▸ **The exercise**
Across the listing below, count the lines that mention the string "развития". Reply with the figure only.

▸ **Items listed in a dataset**
______________________________
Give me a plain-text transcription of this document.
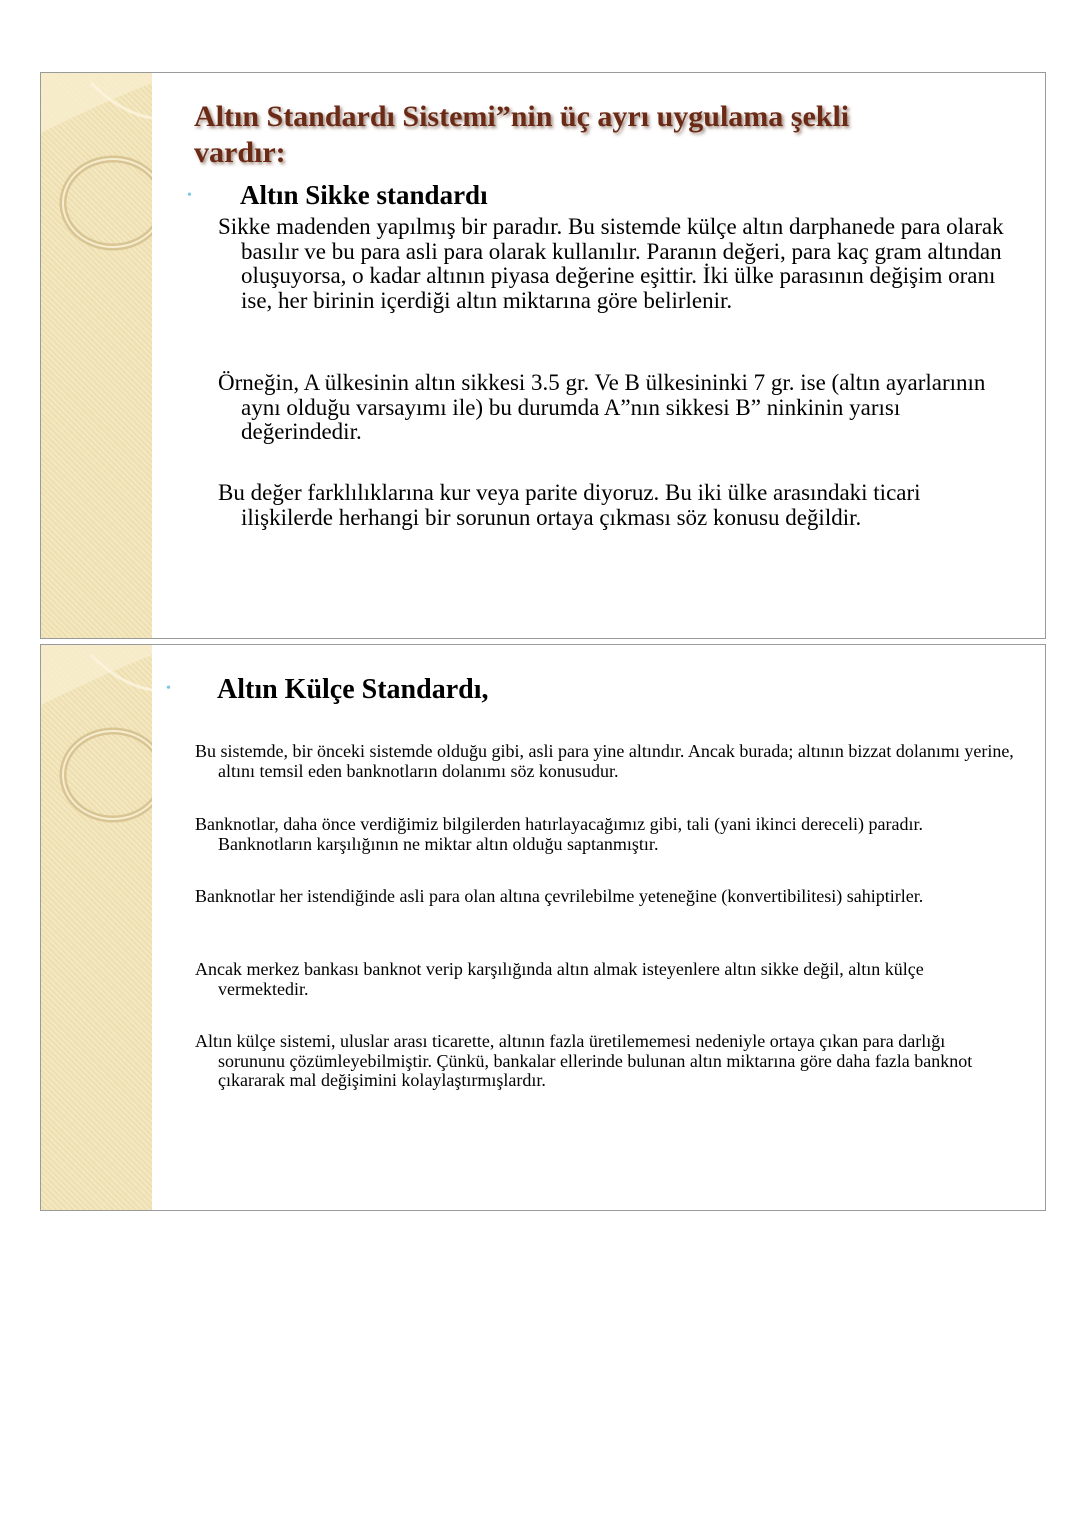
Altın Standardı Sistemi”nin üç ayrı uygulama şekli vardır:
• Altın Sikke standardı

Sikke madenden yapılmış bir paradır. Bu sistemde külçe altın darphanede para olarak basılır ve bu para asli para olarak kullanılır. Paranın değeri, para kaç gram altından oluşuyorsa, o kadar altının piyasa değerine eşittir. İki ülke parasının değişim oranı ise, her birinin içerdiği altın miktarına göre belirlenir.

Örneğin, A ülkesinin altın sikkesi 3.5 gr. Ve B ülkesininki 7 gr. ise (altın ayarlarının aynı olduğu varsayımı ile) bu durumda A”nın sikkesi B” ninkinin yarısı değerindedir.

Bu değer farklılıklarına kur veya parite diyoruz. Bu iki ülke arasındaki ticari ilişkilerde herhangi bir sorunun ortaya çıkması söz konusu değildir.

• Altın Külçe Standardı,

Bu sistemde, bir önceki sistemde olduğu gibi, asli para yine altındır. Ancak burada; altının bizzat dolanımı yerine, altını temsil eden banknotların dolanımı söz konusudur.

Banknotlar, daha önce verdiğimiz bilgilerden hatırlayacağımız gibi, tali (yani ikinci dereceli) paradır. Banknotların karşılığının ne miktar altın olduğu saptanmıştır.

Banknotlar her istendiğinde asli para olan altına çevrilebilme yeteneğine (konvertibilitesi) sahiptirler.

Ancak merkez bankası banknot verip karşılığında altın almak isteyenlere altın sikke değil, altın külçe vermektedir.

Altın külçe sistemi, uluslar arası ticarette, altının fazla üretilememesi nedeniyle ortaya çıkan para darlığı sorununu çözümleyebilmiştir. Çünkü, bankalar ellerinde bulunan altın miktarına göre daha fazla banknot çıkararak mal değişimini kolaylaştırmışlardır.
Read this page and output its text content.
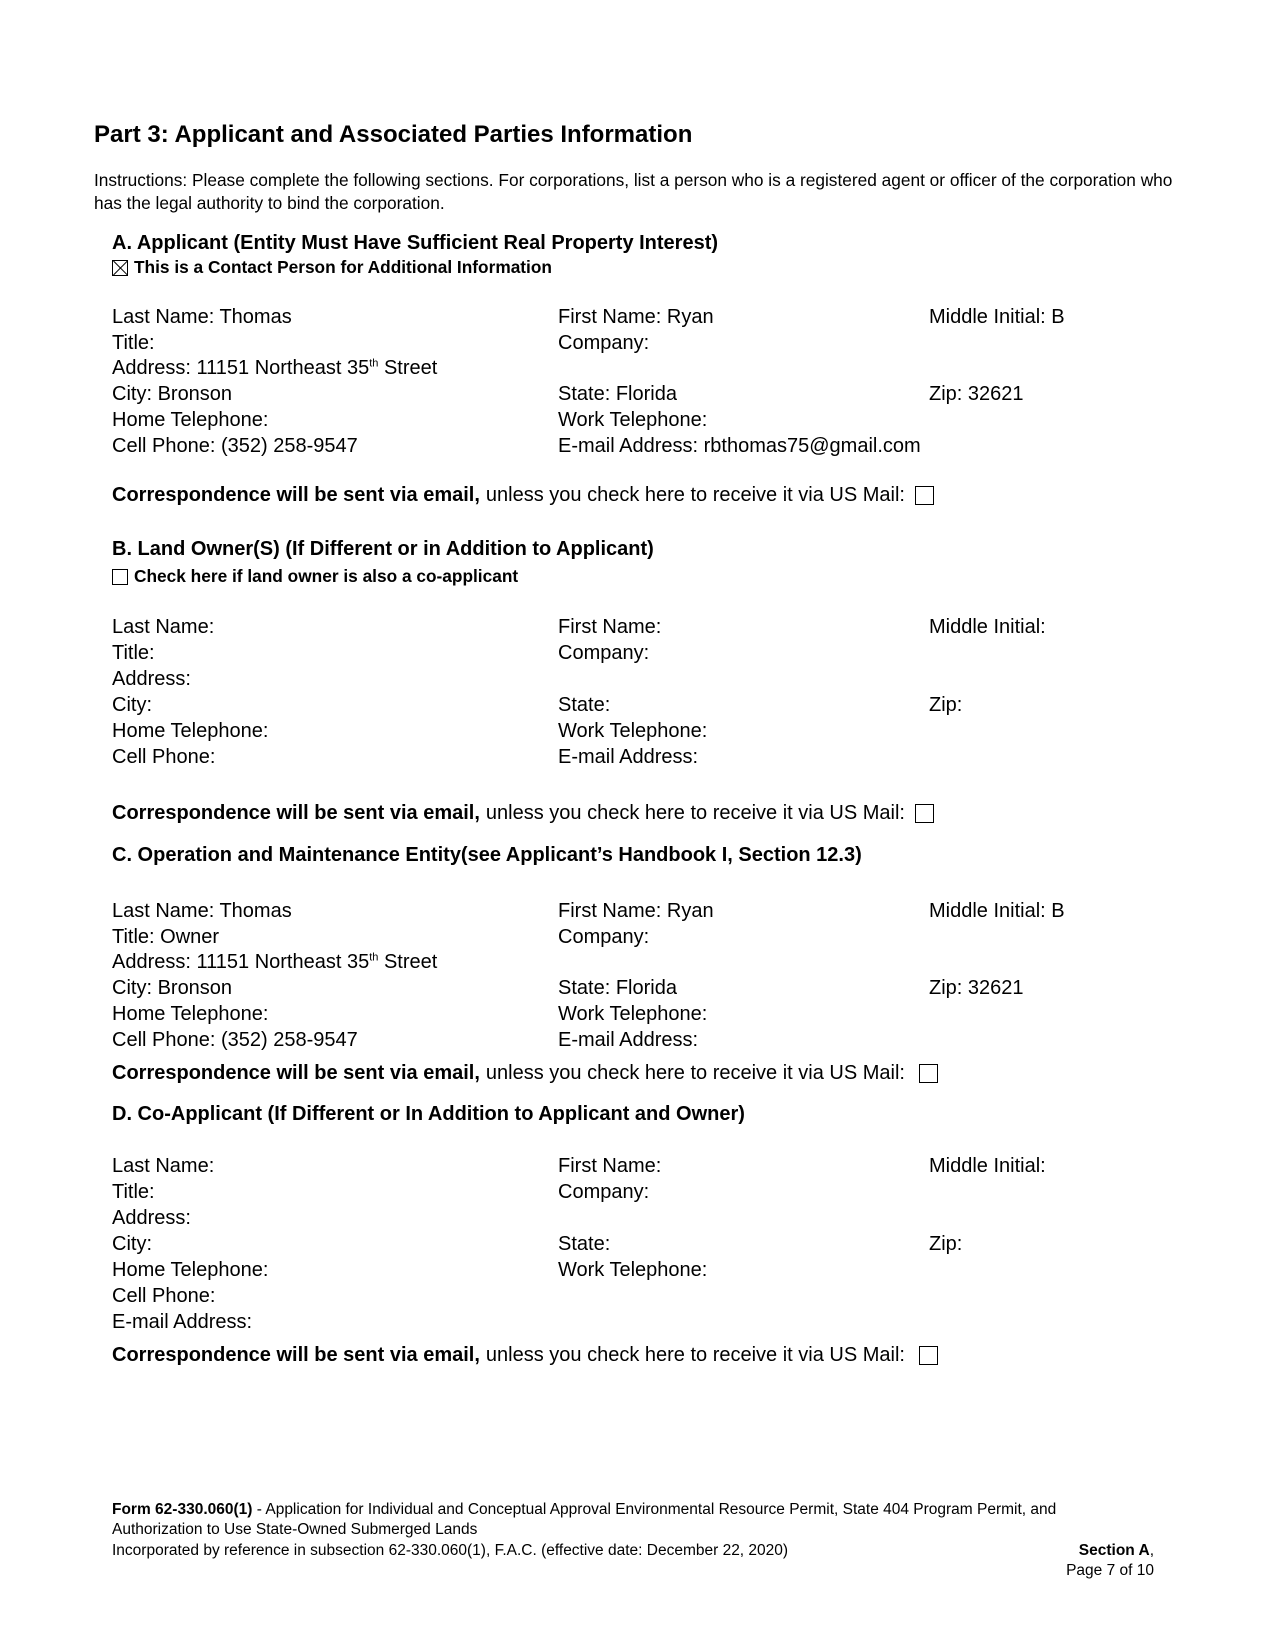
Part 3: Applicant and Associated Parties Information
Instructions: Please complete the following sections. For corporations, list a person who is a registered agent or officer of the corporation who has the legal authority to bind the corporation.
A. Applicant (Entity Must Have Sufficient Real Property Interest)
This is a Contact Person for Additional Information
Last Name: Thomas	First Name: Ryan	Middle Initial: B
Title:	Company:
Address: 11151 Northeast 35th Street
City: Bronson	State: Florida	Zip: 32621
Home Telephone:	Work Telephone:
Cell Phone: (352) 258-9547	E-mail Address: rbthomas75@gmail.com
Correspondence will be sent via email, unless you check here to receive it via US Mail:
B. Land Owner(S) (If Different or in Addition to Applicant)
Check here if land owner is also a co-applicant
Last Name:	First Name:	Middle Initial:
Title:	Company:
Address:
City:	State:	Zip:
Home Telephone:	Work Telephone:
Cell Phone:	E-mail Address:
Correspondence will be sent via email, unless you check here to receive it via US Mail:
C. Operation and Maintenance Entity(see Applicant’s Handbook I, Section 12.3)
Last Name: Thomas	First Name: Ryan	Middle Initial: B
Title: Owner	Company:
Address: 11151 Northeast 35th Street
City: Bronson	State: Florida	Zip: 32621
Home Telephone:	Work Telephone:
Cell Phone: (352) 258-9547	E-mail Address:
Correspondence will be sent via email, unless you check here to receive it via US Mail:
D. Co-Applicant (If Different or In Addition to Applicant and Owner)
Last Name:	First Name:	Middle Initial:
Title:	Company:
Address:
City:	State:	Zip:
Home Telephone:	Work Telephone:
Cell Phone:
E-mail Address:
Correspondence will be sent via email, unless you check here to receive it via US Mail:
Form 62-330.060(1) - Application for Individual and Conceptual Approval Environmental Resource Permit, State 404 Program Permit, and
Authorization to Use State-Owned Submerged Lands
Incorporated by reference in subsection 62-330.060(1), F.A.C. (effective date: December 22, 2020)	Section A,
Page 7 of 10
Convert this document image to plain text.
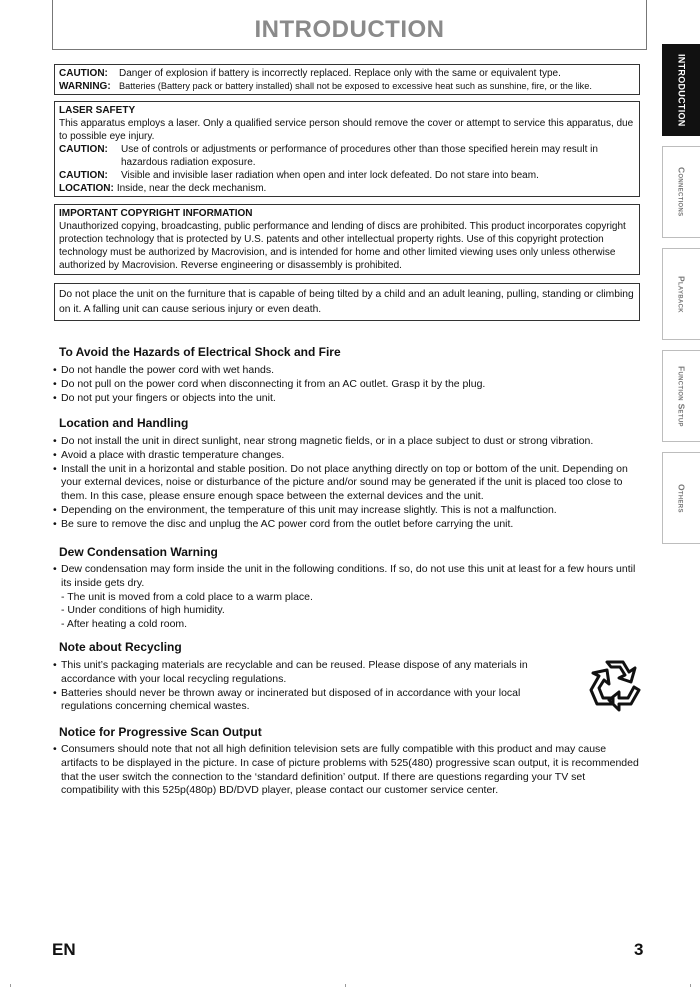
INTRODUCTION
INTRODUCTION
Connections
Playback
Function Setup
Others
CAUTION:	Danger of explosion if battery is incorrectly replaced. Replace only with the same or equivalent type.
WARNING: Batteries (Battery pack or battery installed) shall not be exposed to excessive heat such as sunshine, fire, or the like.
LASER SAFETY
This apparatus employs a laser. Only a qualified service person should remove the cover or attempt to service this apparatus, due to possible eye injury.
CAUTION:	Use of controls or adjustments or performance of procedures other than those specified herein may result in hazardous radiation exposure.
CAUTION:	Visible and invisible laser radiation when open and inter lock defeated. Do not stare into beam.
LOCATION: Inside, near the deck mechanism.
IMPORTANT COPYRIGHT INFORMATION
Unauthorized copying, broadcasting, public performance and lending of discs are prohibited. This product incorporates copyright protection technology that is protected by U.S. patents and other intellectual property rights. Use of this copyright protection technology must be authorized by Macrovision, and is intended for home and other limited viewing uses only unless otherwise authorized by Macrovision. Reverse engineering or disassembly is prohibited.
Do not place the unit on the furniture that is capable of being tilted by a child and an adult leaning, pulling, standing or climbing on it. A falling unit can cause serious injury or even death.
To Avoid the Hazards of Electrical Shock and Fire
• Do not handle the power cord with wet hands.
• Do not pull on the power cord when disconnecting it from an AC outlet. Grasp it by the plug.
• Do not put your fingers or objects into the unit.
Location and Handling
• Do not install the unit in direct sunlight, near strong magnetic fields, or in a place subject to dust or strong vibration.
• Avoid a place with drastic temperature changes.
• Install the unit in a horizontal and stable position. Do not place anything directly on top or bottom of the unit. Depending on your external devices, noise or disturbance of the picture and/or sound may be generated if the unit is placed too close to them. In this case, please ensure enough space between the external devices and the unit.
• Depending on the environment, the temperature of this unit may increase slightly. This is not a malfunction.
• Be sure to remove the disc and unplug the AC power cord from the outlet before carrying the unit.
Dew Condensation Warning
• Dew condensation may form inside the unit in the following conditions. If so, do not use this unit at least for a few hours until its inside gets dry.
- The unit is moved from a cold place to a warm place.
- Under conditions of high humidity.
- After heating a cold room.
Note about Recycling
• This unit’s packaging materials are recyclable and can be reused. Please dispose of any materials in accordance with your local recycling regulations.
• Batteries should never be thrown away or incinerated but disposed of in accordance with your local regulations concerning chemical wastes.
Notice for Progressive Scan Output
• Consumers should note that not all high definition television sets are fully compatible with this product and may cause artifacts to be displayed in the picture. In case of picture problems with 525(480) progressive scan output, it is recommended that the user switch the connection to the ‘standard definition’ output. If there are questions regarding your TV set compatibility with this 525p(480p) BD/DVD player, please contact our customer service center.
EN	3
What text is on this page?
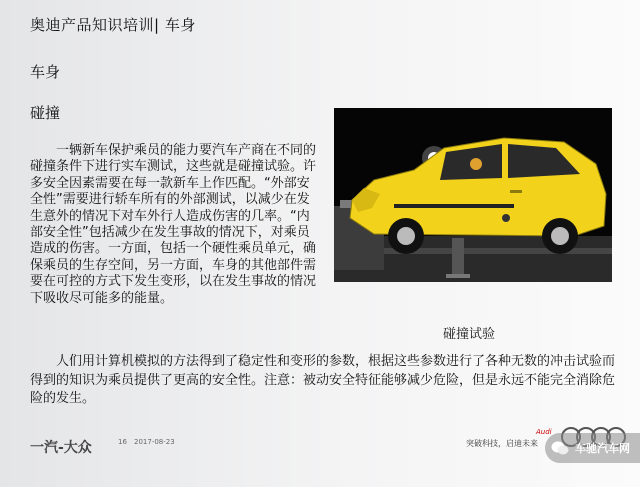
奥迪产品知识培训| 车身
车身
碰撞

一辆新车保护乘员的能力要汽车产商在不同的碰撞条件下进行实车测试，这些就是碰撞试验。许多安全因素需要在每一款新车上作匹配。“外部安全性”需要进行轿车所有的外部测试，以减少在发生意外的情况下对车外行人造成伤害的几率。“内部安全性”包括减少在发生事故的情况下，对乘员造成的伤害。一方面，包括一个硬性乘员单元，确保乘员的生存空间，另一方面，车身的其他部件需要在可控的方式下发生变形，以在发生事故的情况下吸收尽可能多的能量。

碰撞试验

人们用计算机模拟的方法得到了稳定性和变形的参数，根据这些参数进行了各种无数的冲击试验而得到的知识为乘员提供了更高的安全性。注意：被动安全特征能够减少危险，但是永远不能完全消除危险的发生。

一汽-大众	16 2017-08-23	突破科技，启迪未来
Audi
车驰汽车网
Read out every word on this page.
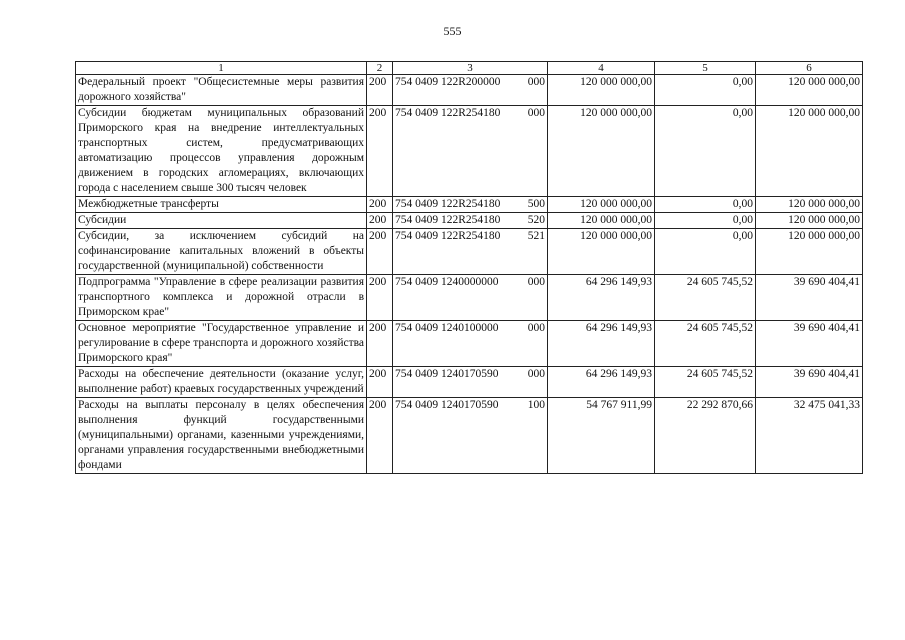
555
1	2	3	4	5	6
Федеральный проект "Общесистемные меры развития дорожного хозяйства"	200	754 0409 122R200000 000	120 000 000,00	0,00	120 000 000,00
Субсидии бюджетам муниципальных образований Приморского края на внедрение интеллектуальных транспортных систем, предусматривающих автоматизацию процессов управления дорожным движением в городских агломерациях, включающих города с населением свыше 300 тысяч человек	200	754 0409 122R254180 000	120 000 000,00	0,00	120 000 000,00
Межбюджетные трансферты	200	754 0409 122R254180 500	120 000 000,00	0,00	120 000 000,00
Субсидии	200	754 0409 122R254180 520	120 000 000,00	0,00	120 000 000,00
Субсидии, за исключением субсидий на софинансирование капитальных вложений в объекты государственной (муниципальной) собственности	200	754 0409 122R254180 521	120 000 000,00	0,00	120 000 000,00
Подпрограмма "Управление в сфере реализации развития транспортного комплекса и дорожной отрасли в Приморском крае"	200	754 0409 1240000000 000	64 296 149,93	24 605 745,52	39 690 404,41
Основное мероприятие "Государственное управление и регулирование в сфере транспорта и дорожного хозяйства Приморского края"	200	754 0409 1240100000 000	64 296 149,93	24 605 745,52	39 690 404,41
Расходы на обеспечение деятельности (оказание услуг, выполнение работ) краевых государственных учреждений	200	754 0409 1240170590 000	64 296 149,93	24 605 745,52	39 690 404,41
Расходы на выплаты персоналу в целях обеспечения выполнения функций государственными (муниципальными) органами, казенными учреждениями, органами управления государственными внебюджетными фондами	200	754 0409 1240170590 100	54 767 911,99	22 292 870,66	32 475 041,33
______________________________
▸ **Answer to this problem**
2